# TEXT SECTION:

This risk is highest during the first days after casting, when the material still contains physically bound or free moisture. The dense microstructure of WPE-DK UHPC is technically advantageous for strength, durability and chemical resistance, but it also means that moisture transport during first heating must be managed with a defined drying procedure.
Purpose of the Investigation
The purpose of the technical evaluation was to determine how WPE-DK UHPC High Temperature materials behave when heated to different temperature levels, and how the rate of heating influences mechanical performance and the risk of water vapour pressure build-up. The evaluation focused on compressive strength, flexural strength, erosion resistance, abrasion resistance and open porosity after exposure to high temperatures.
The results show that the mechanical properties are reduced with increasing temperature, but not critically within the investigated range. The material remains structurally intact after exposure, although binder weakening and increased porosity are measurable at higher temperatures.
Vapour Pressure and Dehydration Risk
During first heating, water inside the material evaporates and must escape through the pore structure. If the heating rate is too high, vapour pressure can build up faster than it can be released. In compact WPE-DK UHPC components with a thickness above 50 mm, this risk is higher because the vapour path is longer and the material is less able to release moisture quickly.
For this reason, drying procedures should be differentiated according to component thickness:
Layers or components below 50 mm:
A standard controlled heating procedure can generally be applied.
Layers or components above 50 mm:
A slower and more conservative dehydration procedure is recommended, because internal moisture requires more time to migrate and escape safely.
The drying process should not be treated as a simple heating operation. It is a controlled technical conditioning step that protects the material during the transition from newly cast UHPC to high-temperature service condition.
Influence of Temperature on Mechanical Properties
After heating and cooling to 20 °C, WPE-DK UHPC High Temperature materials retain substantial mechanical performance. The compressive strength decreases progressively as the exposure temperature increases, but the residual strengths indicate that the material remains functional and is not critically damaged within the tested temperature range.

# SOURCE DATA:
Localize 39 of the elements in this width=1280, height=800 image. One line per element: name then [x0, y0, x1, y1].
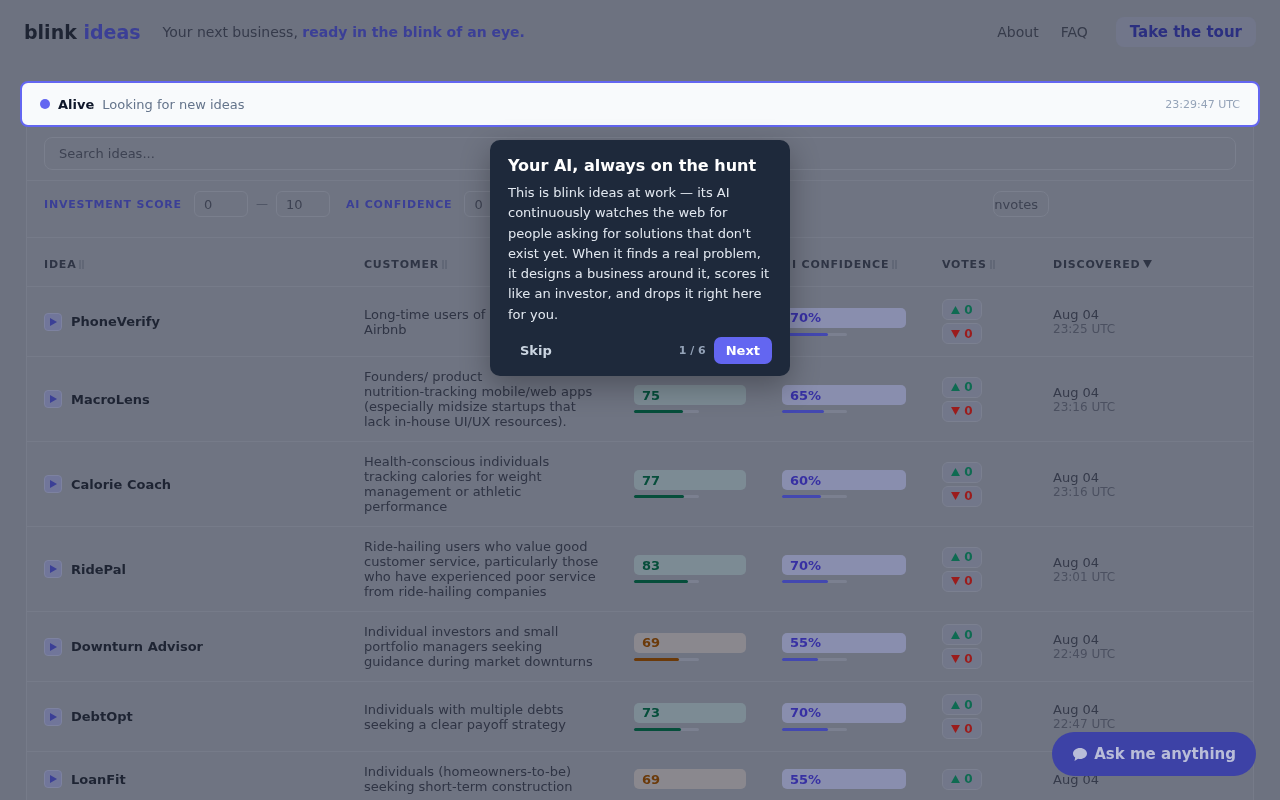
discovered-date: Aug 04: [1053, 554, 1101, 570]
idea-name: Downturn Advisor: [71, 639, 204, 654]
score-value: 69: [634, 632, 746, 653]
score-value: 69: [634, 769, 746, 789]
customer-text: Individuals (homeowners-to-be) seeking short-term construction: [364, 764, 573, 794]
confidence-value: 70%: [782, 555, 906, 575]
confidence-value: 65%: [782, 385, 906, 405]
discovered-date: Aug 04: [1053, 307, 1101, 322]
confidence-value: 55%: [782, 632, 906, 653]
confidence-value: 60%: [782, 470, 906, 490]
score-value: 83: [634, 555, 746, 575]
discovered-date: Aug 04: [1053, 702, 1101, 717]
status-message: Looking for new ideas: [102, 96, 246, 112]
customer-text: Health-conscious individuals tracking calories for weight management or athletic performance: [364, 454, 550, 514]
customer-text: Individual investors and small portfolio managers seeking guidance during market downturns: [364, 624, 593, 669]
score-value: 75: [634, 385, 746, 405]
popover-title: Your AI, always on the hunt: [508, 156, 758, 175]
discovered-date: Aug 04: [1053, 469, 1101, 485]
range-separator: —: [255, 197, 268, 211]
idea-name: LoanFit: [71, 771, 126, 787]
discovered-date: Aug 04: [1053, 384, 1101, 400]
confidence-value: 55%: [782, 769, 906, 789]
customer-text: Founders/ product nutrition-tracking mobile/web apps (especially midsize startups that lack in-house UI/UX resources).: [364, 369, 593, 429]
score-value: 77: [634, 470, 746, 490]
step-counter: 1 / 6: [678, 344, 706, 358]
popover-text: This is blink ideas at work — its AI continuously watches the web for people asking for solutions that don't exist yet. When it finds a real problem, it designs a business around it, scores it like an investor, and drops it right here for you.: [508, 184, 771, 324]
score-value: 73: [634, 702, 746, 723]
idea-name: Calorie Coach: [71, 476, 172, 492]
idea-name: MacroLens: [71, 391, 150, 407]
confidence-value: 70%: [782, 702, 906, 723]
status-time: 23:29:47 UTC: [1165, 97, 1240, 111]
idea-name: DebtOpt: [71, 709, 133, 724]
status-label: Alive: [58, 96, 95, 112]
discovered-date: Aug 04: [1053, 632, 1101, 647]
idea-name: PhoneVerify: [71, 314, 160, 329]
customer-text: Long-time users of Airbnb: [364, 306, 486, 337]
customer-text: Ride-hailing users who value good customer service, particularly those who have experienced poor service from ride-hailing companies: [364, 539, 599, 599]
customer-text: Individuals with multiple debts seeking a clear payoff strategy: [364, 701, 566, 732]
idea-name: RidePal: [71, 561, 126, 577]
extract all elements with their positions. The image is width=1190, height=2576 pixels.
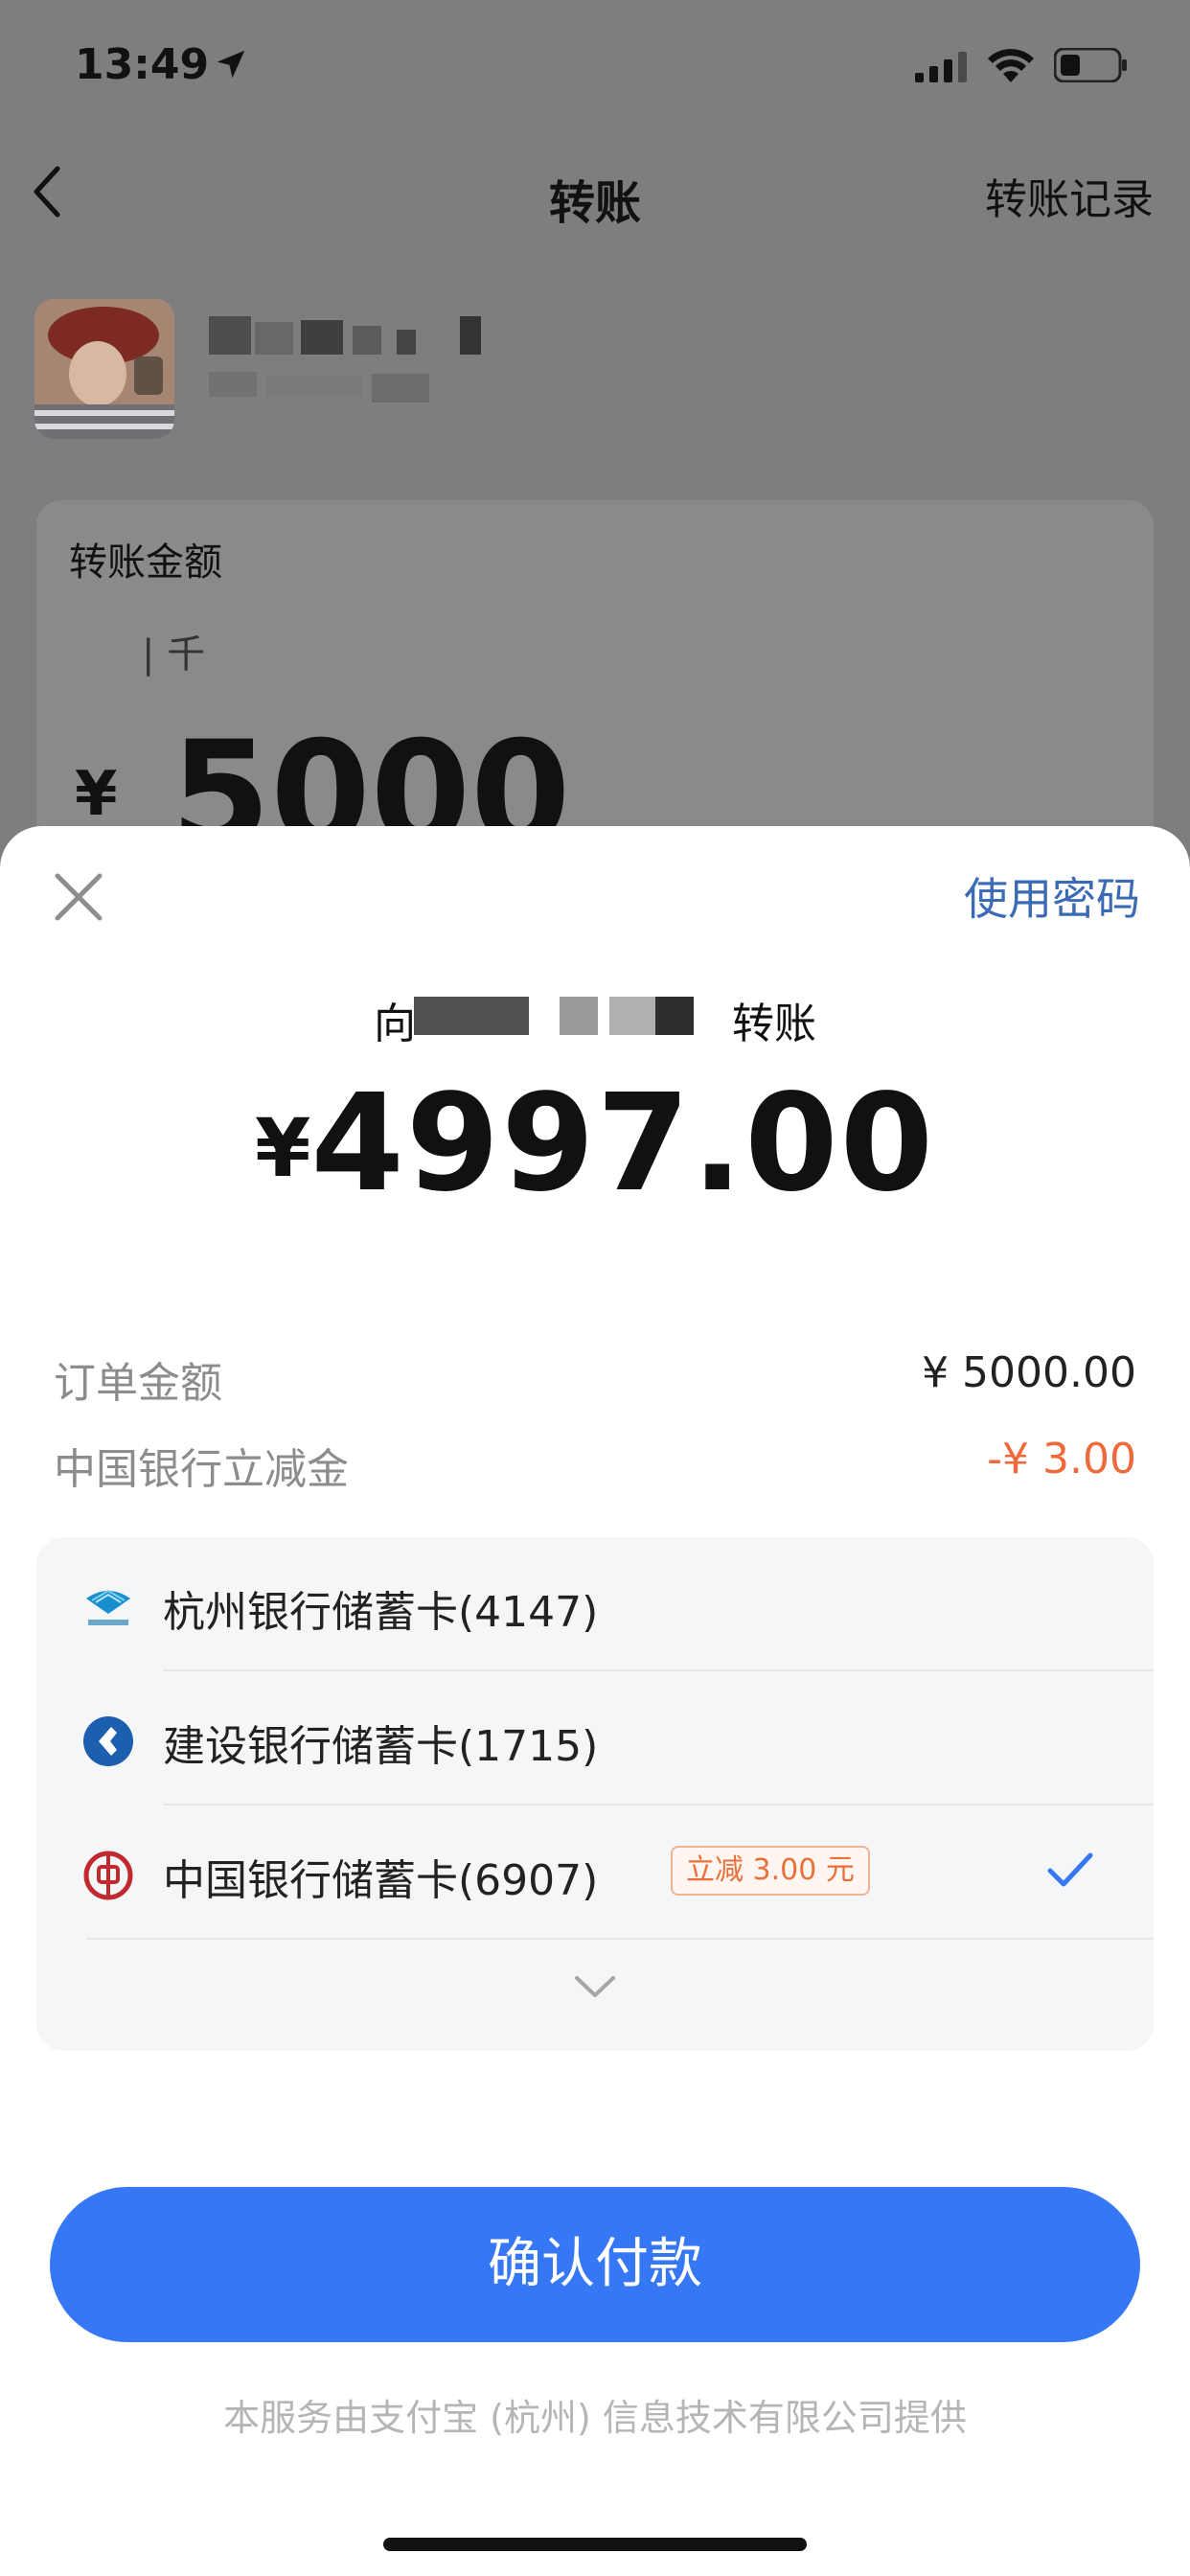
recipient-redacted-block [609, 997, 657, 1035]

# EXERCISE A:
Copy the lines of the listing from the one containing "discovered-date: Aug 04: [1053, 554, 1101, 570]" through the one containing "confidence-value: 70%: [782, 555, 906, 575]".
# EXERCISE B:
Continue the text on high-temperature behavior of the UHPC material from the point where it stops.

# TASK OUTPUT A:
discovered-date: Aug 04: [1053, 554, 1101, 570]
idea-name: Downturn Advisor: [71, 639, 204, 654]
score-value: 69: [634, 632, 746, 653]
score-value: 69: [634, 769, 746, 789]
customer-text: Individuals (homeowners-to-be) seeking short-term construction: [364, 764, 573, 794]
confidence-value: 70%: [782, 555, 906, 575]

# TASK OUTPUT B:
Approximate residual compressive strength trend:
|
Exposure temperature |
Approximate compressive strength after cooling |
|
300 °C |
approx. 190–200 MPa |
|
600 °C |
approx. 150–160 MPa |
|
900 °C |
approx. 120 MPa |
|
1200 °C |
approx. 75–80 MPa |
The flexural strength follows the same general trend. At 300 °C, the material still shows high flexural performance. With increasing temperature, the flexural strength is reduced, but remains measurable even after exposure to 1200 °C.
Approximate residual flexural strength trend:
|
Exposure temperature |
Approximate flexural strength after cooling |
|
300 °C |
approx. 24 MPa |
|
600 °C |
approx. 17 MPa |
|
900 °C |
approx. 15–16 MPa |
|
1200 °C |
approx. 12 MPa |
These results confirm that the high-temperature exposure primarily weakens the binder matrix, while the mineral aggregate structure remains largely stable.
Influence of Heating Rate
The heating rate between 100 °C/h and 200 °C/h did not show a significant negative influence on compressive strength up to 600 °C. Within this range, the mechanical strength remained broadly stable. However, from a safety perspective, heating rates above 200 °C/h should be avoided during the first dehydration cycle, because the probability of vapour pressure build-up increases.
A practical interpretation is therefore:
Controlled heating at 100–200 °C/h can be technically acceptable for suitable geometries, but the final drying schedule must always consider component thickness, age, curing temperature, moisture content, installation conditions and the intended service temperature.
Erosion and Abrasion Behaviour
Erosive sandblasting tests showed increased binder erosion with rising temperature. This indicates that the binder matrix becomes weaker after high-temperature exposure. However, the aggregates showed no critical damage, which confirms that the mineral skeleton remains stable even at elevated temperatures.
The Böhm abrasion test showed largely unchanged abrasion resistance over the investigated temperature range. This indicates that the aggregates retain their mechanical integrity and that the binder remains strong enough to hold the aggregate particles in place during wear exposure.
This distinction is technically important: high temperature affects the binder phase more strongly than the aggregate phase. For real applications, this means that WPE-DK UHPC High Temperature materials can remain suitable for hot wear zones, provided the dehydration process is correctly performed and the system is designed for the actual thermal and mechanical load profile.
Open Porosity After Heating
During dehydration, evaporating water leaves additional voids in the material. Therefore, open porosity increases with higher exposure temperature. This increase is not only caused by dehydration but also by macroscopic air voids introduced during casting or trowelling.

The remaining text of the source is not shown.